*** DATASET RECORDS

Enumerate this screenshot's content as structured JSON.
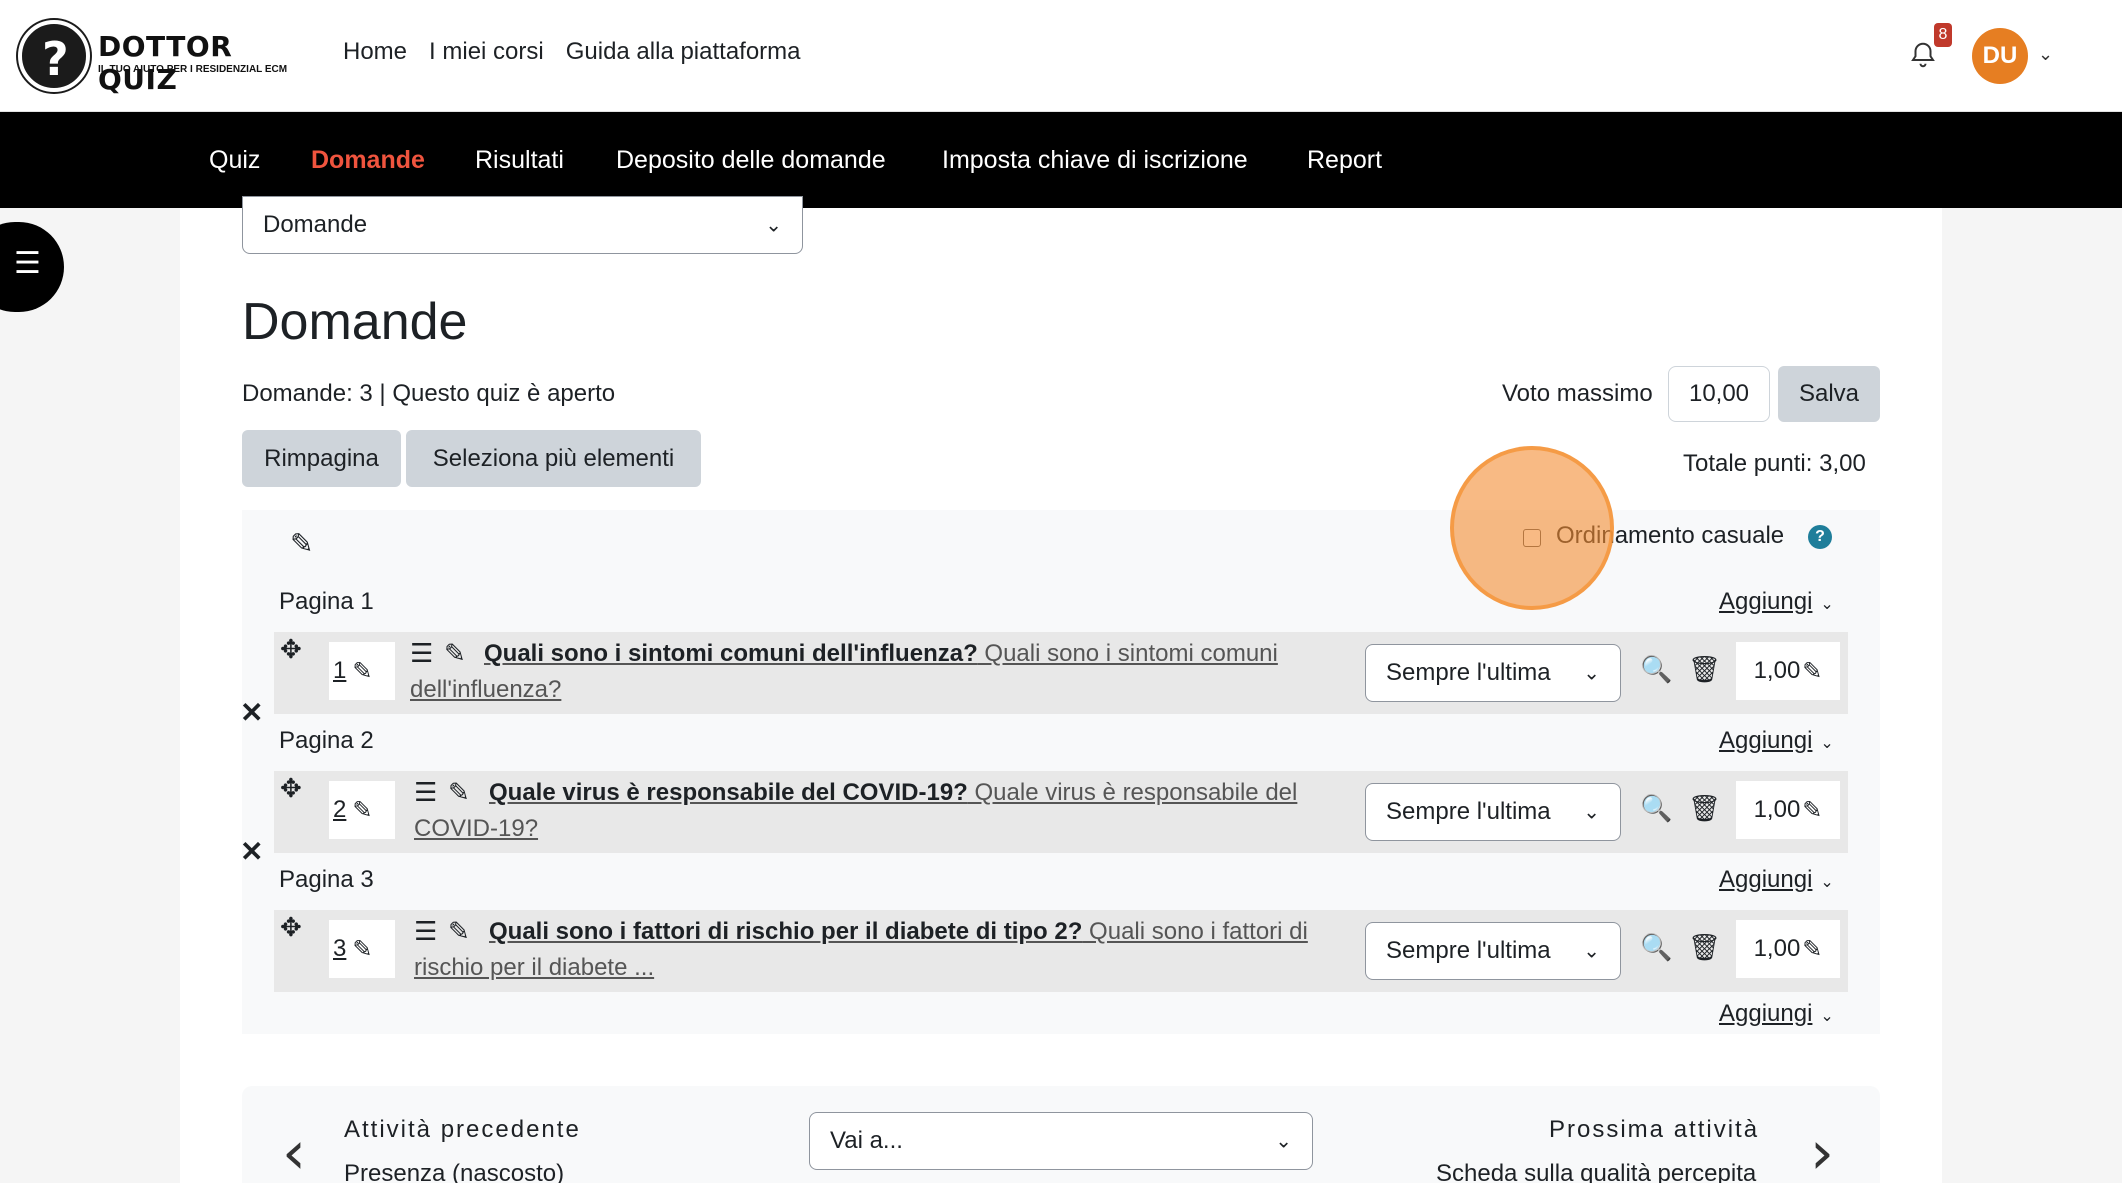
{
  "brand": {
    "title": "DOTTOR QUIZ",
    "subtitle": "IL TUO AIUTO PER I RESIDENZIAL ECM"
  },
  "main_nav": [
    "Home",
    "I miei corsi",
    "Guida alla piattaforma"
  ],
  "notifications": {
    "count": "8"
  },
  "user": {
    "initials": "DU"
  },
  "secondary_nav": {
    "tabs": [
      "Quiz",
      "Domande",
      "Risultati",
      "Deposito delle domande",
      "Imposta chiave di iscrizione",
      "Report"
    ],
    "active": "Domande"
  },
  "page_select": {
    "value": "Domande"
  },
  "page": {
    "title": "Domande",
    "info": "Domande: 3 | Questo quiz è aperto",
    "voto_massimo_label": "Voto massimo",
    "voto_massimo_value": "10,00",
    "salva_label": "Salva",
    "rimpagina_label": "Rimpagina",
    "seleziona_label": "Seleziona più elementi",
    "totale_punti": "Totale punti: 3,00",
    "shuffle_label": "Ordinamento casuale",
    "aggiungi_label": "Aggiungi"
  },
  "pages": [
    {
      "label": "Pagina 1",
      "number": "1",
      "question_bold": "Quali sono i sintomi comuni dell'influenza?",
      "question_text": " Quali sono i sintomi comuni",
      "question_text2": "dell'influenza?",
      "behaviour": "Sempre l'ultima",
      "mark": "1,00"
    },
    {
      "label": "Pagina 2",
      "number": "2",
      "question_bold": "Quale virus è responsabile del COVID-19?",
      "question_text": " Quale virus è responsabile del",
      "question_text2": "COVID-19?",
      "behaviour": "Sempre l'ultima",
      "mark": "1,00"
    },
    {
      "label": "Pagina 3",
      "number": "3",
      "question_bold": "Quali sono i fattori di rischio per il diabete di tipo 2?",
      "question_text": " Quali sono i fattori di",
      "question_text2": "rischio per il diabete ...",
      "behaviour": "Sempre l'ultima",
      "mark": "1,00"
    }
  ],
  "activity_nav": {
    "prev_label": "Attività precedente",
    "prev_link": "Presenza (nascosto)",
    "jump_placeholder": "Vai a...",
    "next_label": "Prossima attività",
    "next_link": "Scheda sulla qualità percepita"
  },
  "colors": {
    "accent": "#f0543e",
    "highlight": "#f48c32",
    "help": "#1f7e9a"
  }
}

******
*** DATASET RECORDS

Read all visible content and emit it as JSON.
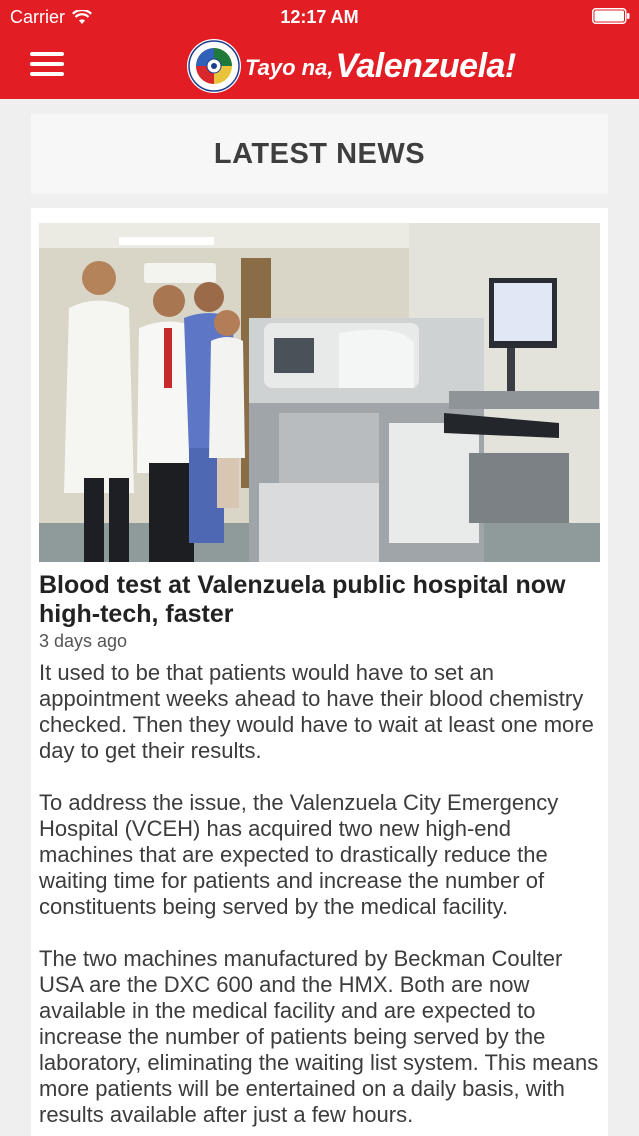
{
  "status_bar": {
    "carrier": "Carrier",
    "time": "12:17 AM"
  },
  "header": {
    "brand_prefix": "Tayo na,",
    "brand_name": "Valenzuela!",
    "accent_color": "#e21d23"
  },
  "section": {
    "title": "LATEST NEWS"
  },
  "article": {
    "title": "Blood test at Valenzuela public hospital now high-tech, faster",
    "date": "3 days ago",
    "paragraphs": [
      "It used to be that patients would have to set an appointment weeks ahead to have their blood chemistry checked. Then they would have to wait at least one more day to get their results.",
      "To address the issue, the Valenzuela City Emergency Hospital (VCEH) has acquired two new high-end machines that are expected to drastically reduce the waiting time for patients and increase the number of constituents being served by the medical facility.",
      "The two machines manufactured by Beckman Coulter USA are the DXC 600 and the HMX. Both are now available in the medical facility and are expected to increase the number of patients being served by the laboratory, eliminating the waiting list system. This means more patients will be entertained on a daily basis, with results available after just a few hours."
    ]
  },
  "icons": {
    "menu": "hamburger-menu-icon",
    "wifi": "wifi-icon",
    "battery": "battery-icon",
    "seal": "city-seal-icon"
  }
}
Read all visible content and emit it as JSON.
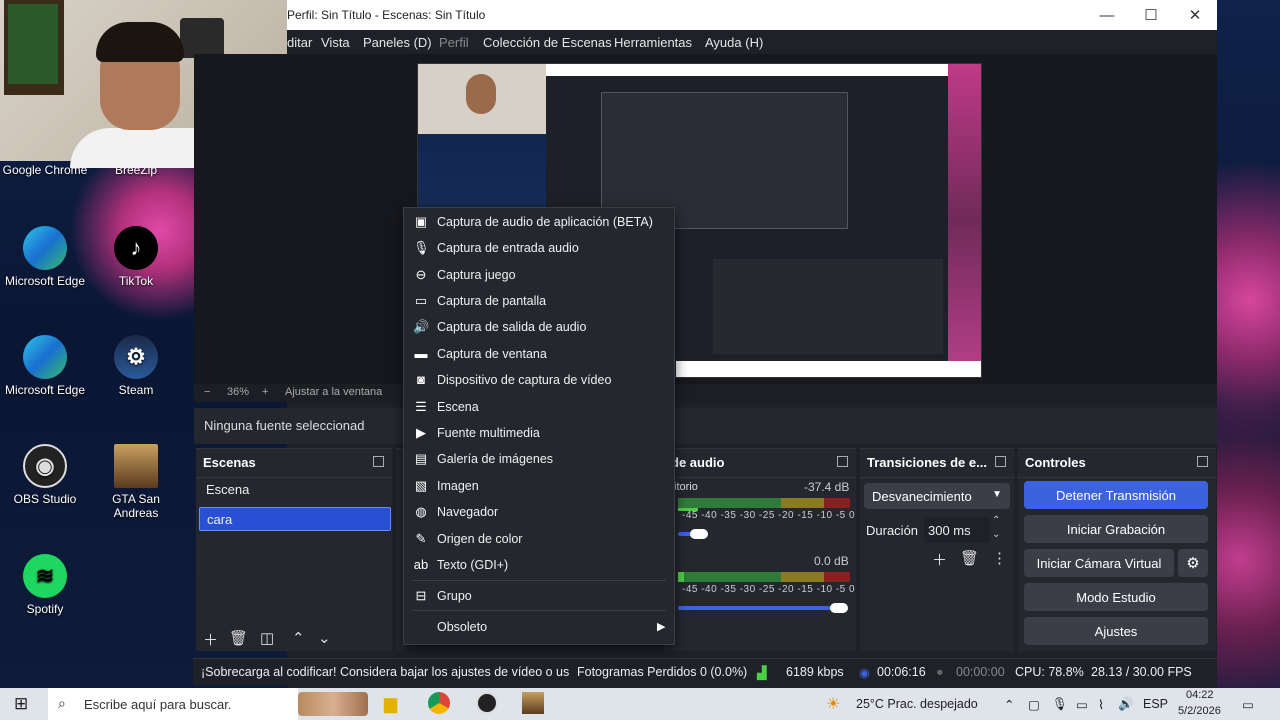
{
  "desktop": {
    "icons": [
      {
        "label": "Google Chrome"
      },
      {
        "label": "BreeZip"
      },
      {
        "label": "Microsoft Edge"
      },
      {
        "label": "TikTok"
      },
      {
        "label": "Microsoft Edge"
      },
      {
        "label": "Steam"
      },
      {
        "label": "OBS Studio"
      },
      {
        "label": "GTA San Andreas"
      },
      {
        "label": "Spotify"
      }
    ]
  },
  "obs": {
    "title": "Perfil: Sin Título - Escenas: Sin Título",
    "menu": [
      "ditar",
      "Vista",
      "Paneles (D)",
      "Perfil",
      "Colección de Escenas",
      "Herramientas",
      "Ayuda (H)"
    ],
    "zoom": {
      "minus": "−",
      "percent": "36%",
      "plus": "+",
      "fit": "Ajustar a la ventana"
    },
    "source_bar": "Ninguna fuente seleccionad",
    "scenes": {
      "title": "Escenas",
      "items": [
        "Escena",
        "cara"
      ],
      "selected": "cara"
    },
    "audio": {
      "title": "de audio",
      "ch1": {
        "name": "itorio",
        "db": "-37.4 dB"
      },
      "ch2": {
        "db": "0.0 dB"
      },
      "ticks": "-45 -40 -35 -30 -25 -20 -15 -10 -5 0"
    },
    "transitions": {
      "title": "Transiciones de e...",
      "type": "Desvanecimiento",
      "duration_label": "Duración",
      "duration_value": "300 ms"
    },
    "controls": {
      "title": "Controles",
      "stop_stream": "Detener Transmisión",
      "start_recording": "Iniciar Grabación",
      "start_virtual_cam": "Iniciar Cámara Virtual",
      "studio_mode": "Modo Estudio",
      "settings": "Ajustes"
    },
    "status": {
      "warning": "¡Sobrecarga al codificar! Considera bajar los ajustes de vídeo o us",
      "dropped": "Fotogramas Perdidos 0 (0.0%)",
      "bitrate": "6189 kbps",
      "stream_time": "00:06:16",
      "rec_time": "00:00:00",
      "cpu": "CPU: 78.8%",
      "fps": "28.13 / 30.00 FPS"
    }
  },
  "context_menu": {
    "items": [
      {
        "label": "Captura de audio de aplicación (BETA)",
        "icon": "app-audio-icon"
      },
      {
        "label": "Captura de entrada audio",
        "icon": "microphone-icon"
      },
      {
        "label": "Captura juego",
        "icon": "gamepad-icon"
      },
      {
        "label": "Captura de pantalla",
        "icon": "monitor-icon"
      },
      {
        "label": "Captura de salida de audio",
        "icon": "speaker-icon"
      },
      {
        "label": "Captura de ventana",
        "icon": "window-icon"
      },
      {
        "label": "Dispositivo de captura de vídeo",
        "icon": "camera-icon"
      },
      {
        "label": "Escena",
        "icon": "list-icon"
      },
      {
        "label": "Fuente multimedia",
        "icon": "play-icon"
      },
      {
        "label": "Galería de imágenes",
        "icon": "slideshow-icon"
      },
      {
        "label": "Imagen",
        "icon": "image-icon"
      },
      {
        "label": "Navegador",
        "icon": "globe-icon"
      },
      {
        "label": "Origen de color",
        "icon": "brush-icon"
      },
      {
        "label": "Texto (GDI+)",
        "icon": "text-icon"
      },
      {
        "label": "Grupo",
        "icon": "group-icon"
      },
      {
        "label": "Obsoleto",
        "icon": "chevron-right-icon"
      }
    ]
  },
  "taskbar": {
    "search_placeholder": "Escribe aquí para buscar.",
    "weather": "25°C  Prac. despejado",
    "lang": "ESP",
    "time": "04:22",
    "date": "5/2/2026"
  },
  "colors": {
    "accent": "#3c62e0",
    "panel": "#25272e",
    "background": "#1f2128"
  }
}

******
*** DATASET RECORDS

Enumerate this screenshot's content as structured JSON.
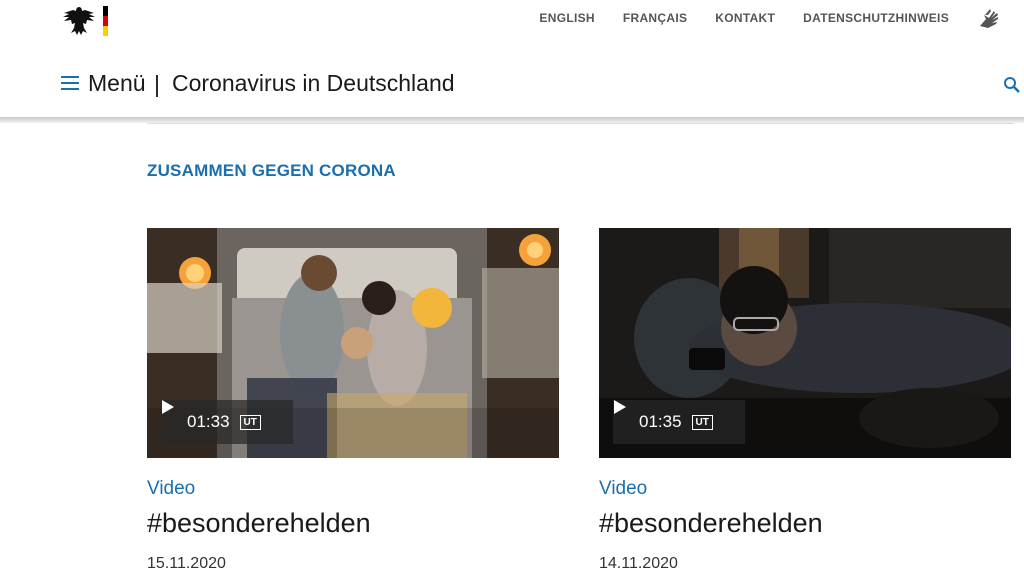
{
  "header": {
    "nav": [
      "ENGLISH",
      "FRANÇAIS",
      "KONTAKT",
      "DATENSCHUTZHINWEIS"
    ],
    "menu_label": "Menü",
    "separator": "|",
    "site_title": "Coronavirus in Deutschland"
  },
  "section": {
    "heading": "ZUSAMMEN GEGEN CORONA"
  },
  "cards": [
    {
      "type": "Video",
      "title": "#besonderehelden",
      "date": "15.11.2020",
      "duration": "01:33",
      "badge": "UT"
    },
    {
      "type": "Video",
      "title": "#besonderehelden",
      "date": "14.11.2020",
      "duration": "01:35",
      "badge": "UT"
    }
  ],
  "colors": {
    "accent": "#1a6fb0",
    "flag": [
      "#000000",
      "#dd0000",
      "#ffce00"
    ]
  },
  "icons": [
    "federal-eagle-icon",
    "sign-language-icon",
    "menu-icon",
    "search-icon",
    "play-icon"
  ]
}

******

» WORK INSTRUCTIONS: Which lines above hold the string "results"? Copy each of them.

» OUTPUT OF THE EXERCISE:
      "It used to be that patients would have to set an appointment weeks ahead to have their blood chemistry checked. Then they would have to wait at least one more day to get their results.",
      "The two machines manufactured by Beckman Coulter USA are the DXC 600 and the HMX. Both are now available in the medical facility and are expected to increase the number of patients being served by the laboratory, eliminating the waiting list system. This means more patients will be entertained on a daily basis, with results available after just a few hours."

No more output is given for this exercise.